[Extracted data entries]
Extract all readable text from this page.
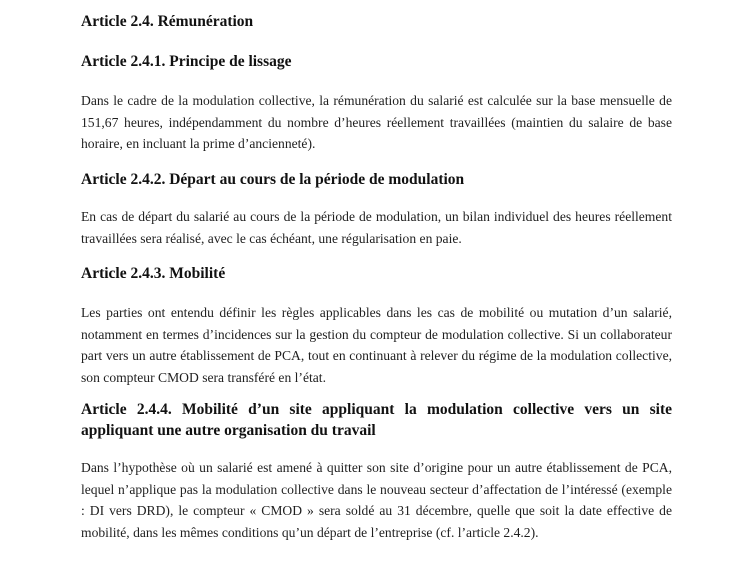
Article 2.4. Rémunération
Article 2.4.1. Principe de lissage

Dans le cadre de la modulation collective, la rémunération du salarié est calculée sur la base mensuelle de 151,67 heures, indépendamment du nombre d’heures réellement travaillées (maintien du salaire de base horaire, en incluant la prime d’ancienneté).

Article 2.4.2. Départ au cours de la période de modulation

En cas de départ du salarié au cours de la période de modulation, un bilan individuel des heures réellement travaillées sera réalisé, avec le cas échéant, une régularisation en paie.

Article 2.4.3. Mobilité

Les parties ont entendu définir les règles applicables dans les cas de mobilité ou mutation d’un salarié, notamment en termes d’incidences sur la gestion du compteur de modulation collective. Si un collaborateur part vers un autre établissement de PCA, tout en continuant à relever du régime de la modulation collective, son compteur CMOD sera transféré en l’état.

Article 2.4.4. Mobilité d’un site appliquant la modulation collective vers un site appliquant une autre organisation du travail

Dans l’hypothèse où un salarié est amené à quitter son site d’origine pour un autre établissement de PCA, lequel n’applique pas la modulation collective dans le nouveau secteur d’affectation de l’intéressé (exemple : DI vers DRD), le compteur « CMOD » sera soldé au 31 décembre, quelle que soit la date effective de mobilité, dans les mêmes conditions qu’un départ de l’entreprise (cf. l’article 2.4.2).
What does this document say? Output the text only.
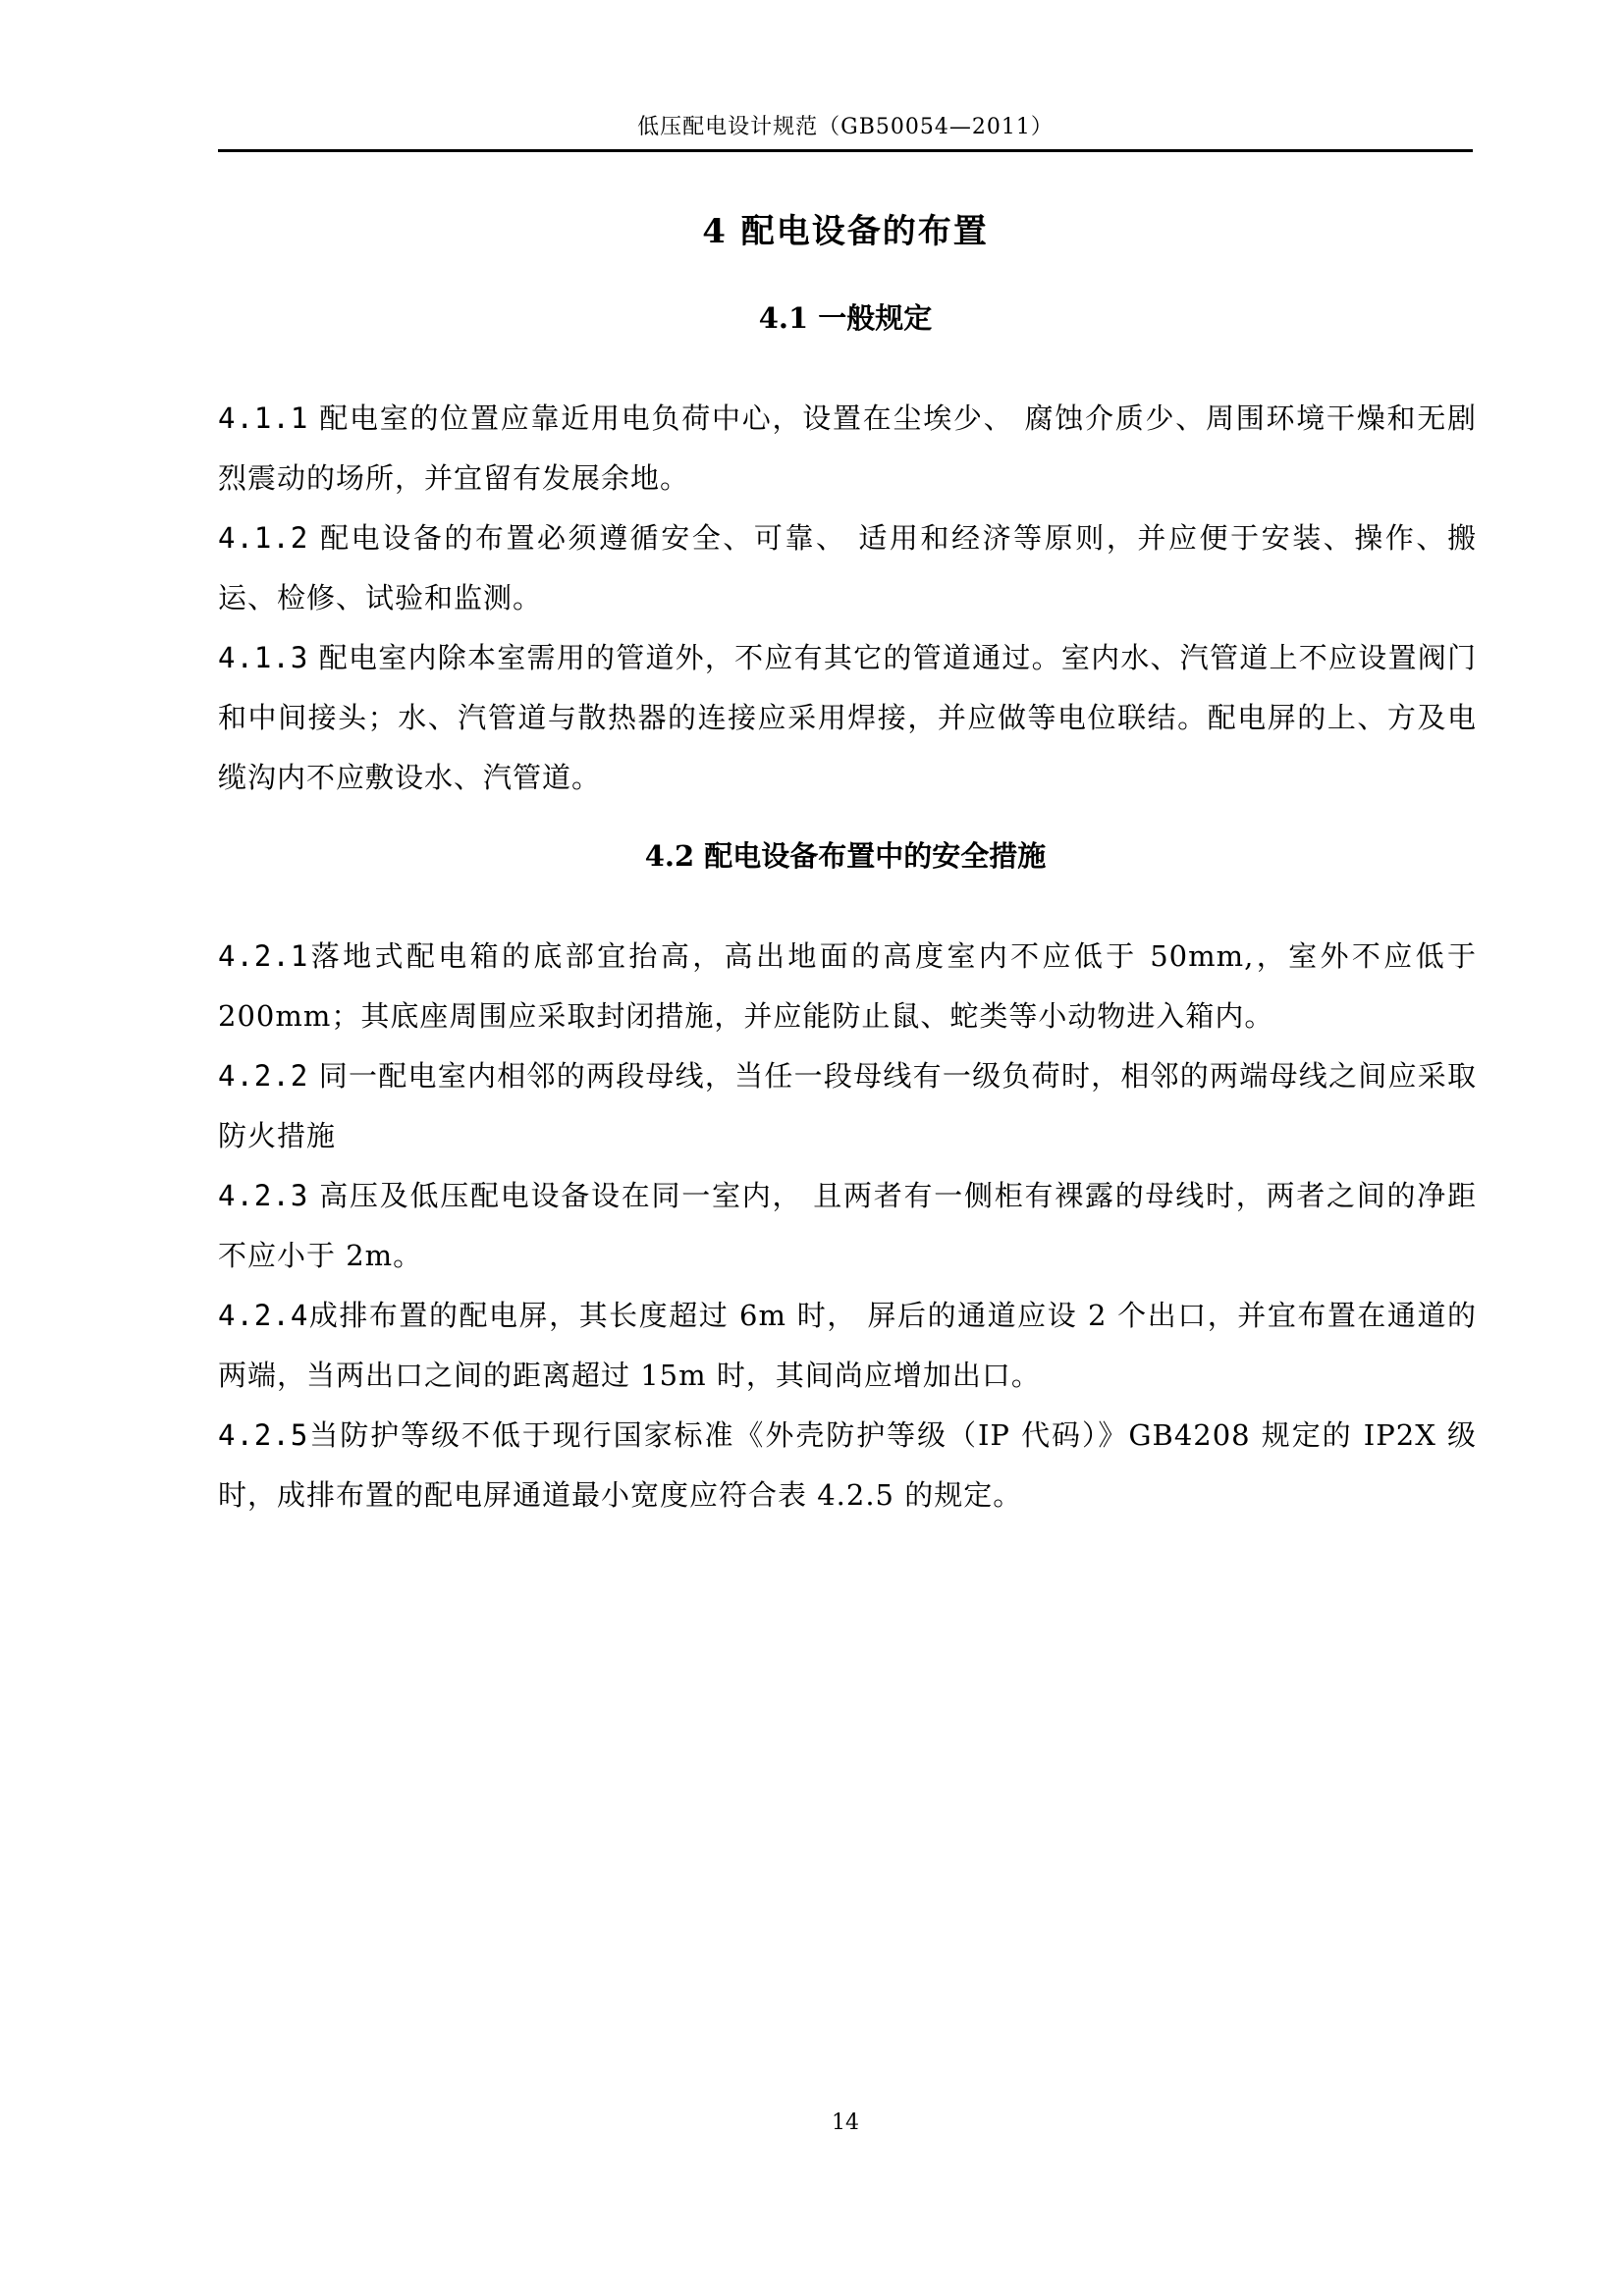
低压配电设计规范（GB50054—2011）
4 配电设备的布置
4.1 一般规定

4.1.1 配电室的位置应靠近用电负荷中心，设置在尘埃少、 腐蚀介质少、周围环境干燥和无剧烈震动的场所，并宜留有发展余地。

4.1.2 配电设备的布置必须遵循安全、可靠、 适用和经济等原则，并应便于安装、操作、搬运、检修、试验和监测。

4.1.3 配电室内除本室需用的管道外，不应有其它的管道通过。室内水、汽管道上不应设置阀门和中间接头；水、汽管道与散热器的连接应采用焊接，并应做等电位联结。配电屏的上、方及电缆沟内不应敷设水、汽管道。

4.2 配电设备布置中的安全措施

4.2.1落地式配电箱的底部宜抬高，高出地面的高度室内不应低于 50mm,，室外不应低于 200mm；其底座周围应采取封闭措施，并应能防止鼠、蛇类等小动物进入箱内。

4.2.2 同一配电室内相邻的两段母线，当任一段母线有一级负荷时，相邻的两端母线之间应采取防火措施

4.2.3 高压及低压配电设备设在同一室内， 且两者有一侧柜有裸露的母线时，两者之间的净距不应小于 2m。

4.2.4成排布置的配电屏，其长度超过 6m 时， 屏后的通道应设 2 个出口，并宜布置在通道的两端，当两出口之间的距离超过 15m 时，其间尚应增加出口。

4.2.5当防护等级不低于现行国家标准《外壳防护等级（IP 代码）》GB4208 规定的 IP2X 级时，成排布置的配电屏通道最小宽度应符合表 4.2.5 的规定。

14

**What you should do:** Make a list of all lines in the data that contain "cours".

**Solved exercise:**
Article 2.4.2. Départ au cours de la période de modulation
En cas de départ du salarié au cours de la période de modulation, un bilan individuel des heures réellement travaillées sera réalisé, avec le cas échéant, une régularisation en paie.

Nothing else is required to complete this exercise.